Return the material below in full and exactly.

[START OF Supplied data]

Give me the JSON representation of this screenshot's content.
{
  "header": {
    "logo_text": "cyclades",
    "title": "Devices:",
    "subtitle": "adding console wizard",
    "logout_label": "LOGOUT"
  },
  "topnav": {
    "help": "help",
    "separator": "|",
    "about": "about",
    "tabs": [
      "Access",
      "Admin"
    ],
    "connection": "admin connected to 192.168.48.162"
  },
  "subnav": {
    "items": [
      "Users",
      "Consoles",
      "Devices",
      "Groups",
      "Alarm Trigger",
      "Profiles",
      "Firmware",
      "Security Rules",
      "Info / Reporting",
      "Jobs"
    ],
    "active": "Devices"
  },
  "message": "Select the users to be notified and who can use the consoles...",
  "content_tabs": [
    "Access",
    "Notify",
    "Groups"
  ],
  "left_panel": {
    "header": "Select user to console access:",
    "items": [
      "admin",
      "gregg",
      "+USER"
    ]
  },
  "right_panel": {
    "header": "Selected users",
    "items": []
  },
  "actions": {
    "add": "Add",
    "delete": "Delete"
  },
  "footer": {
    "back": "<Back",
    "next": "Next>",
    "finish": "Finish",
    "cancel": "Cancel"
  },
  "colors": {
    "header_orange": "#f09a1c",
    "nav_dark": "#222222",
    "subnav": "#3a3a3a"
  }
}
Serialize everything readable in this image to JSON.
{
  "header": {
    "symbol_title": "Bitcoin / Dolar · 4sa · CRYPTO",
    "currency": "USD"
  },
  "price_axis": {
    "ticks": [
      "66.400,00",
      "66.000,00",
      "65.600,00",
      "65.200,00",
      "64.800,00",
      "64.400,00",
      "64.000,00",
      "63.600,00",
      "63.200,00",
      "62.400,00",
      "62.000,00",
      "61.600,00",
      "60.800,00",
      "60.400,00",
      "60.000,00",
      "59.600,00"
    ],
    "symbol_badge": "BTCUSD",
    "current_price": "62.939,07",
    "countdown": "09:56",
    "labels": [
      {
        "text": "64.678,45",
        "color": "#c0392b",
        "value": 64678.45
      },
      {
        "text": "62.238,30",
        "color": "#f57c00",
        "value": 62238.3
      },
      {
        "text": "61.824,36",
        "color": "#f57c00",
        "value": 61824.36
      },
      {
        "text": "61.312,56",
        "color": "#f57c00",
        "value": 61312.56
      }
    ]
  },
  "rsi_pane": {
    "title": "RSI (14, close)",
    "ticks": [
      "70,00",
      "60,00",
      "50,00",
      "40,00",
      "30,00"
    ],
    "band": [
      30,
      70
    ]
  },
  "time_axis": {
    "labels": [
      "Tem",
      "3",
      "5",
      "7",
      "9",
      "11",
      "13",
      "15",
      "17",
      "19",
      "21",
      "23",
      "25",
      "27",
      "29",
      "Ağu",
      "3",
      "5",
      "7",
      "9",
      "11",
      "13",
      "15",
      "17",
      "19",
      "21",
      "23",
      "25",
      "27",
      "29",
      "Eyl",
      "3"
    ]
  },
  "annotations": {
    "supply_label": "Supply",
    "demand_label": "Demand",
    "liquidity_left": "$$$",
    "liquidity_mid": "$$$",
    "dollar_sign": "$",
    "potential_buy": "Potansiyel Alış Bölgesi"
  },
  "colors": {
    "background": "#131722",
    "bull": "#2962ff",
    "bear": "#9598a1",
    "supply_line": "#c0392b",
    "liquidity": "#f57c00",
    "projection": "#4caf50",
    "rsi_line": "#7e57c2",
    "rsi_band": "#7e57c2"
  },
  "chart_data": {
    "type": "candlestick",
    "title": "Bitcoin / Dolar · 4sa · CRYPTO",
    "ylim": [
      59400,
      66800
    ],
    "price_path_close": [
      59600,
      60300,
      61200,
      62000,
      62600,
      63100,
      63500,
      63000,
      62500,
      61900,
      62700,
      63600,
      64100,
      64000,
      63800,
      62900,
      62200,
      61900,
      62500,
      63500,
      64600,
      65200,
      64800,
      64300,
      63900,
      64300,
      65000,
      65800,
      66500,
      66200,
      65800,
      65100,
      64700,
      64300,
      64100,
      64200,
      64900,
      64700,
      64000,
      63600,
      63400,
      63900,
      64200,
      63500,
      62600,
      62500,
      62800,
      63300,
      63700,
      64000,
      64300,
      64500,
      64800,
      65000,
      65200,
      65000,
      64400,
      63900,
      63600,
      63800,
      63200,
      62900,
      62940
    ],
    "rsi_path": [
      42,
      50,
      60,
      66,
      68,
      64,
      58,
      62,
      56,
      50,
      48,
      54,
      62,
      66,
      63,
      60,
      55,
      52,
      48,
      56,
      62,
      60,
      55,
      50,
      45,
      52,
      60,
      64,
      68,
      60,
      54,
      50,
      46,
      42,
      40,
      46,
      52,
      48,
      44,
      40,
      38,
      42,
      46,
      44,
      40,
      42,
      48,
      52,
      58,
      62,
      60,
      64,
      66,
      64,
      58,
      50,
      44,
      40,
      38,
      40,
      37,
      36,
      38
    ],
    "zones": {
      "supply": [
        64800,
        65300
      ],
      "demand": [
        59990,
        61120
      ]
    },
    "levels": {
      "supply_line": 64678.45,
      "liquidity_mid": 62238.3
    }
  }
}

[END OF Supplied data]

▶ **Response to this exercise**:
Give me the JSON representation of this screenshot's content.
{
  "header": {
    "logo_text": "cyclades",
    "title": "Devices:",
    "subtitle": "adding console wizard",
    "logout_label": "LOGOUT"
  },
  "topnav": {
    "help": "help",
    "separator": "|",
    "about": "about",
    "tabs": [
      "Access",
      "Admin"
    ],
    "connection": "admin connected to 192.168.48.162"
  },
  "subnav": {
    "items": [
      "Users",
      "Consoles",
      "Devices",
      "Groups",
      "Alarm Trigger",
      "Profiles",
      "Firmware",
      "Security Rules",
      "Info / Reporting",
      "Jobs"
    ],
    "active": "Devices"
  },
  "message": "Select the users to be notified and who can use the consoles...",
  "content_tabs": [
    "Access",
    "Notify",
    "Groups"
  ],
  "left_panel": {
    "header": "Select user to console access:",
    "items": [
      "admin",
      "gregg",
      "+USER"
    ]
  },
  "right_panel": {
    "header": "Selected users",
    "items": []
  },
  "actions": {
    "add": "Add",
    "delete": "Delete"
  },
  "footer": {
    "back": "<Back",
    "next": "Next>",
    "finish": "Finish",
    "cancel": "Cancel"
  },
  "colors": {
    "header_orange": "#f09a1c",
    "nav_dark": "#222222",
    "subnav": "#3a3a3a"
  }
}
Serialize everything readable in this image to JSON.
{
  "header": {
    "symbol_title": "Bitcoin / Dolar · 4sa · CRYPTO",
    "currency": "USD"
  },
  "price_axis": {
    "ticks": [
      "66.400,00",
      "66.000,00",
      "65.600,00",
      "65.200,00",
      "64.800,00",
      "64.400,00",
      "64.000,00",
      "63.600,00",
      "63.200,00",
      "62.400,00",
      "62.000,00",
      "61.600,00",
      "60.800,00",
      "60.400,00",
      "60.000,00",
      "59.600,00"
    ],
    "symbol_badge": "BTCUSD",
    "current_price": "62.939,07",
    "countdown": "09:56",
    "labels": [
      {
        "text": "64.678,45",
        "color": "#c0392b",
        "value": 64678.45
      },
      {
        "text": "62.238,30",
        "color": "#f57c00",
        "value": 62238.3
      },
      {
        "text": "61.824,36",
        "color": "#f57c00",
        "value": 61824.36
      },
      {
        "text": "61.312,56",
        "color": "#f57c00",
        "value": 61312.56
      }
    ]
  },
  "rsi_pane": {
    "title": "RSI (14, close)",
    "ticks": [
      "70,00",
      "60,00",
      "50,00",
      "40,00",
      "30,00"
    ],
    "band": [
      30,
      70
    ]
  },
  "time_axis": {
    "labels": [
      "Tem",
      "3",
      "5",
      "7",
      "9",
      "11",
      "13",
      "15",
      "17",
      "19",
      "21",
      "23",
      "25",
      "27",
      "29",
      "Ağu",
      "3",
      "5",
      "7",
      "9",
      "11",
      "13",
      "15",
      "17",
      "19",
      "21",
      "23",
      "25",
      "27",
      "29",
      "Eyl",
      "3"
    ]
  },
  "annotations": {
    "supply_label": "Supply",
    "demand_label": "Demand",
    "liquidity_left": "$$$",
    "liquidity_mid": "$$$",
    "dollar_sign": "$",
    "potential_buy": "Potansiyel Alış Bölgesi"
  },
  "colors": {
    "background": "#131722",
    "bull": "#2962ff",
    "bear": "#9598a1",
    "supply_line": "#c0392b",
    "liquidity": "#f57c00",
    "projection": "#4caf50",
    "rsi_line": "#7e57c2",
    "rsi_band": "#7e57c2"
  },
  "chart_data": {
    "type": "candlestick",
    "title": "Bitcoin / Dolar · 4sa · CRYPTO",
    "ylim": [
      59400,
      66800
    ],
    "price_path_close": [
      59600,
      60300,
      61200,
      62000,
      62600,
      63100,
      63500,
      63000,
      62500,
      61900,
      62700,
      63600,
      64100,
      64000,
      63800,
      62900,
      62200,
      61900,
      62500,
      63500,
      64600,
      65200,
      64800,
      64300,
      63900,
      64300,
      65000,
      65800,
      66500,
      66200,
      65800,
      65100,
      64700,
      64300,
      64100,
      64200,
      64900,
      64700,
      64000,
      63600,
      63400,
      63900,
      64200,
      63500,
      62600,
      62500,
      62800,
      63300,
      63700,
      64000,
      64300,
      64500,
      64800,
      65000,
      65200,
      65000,
      64400,
      63900,
      63600,
      63800,
      63200,
      62900,
      62940
    ],
    "rsi_path": [
      42,
      50,
      60,
      66,
      68,
      64,
      58,
      62,
      56,
      50,
      48,
      54,
      62,
      66,
      63,
      60,
      55,
      52,
      48,
      56,
      62,
      60,
      55,
      50,
      45,
      52,
      60,
      64,
      68,
      60,
      54,
      50,
      46,
      42,
      40,
      46,
      52,
      48,
      44,
      40,
      38,
      42,
      46,
      44,
      40,
      42,
      48,
      52,
      58,
      62,
      60,
      64,
      66,
      64,
      58,
      50,
      44,
      40,
      38,
      40,
      37,
      36,
      38
    ],
    "zones": {
      "supply": [
        64800,
        65300
      ],
      "demand": [
        59990,
        61120
      ]
    },
    "levels": {
      "supply_line": 64678.45,
      "liquidity_mid": 62238.3
    }
  }
}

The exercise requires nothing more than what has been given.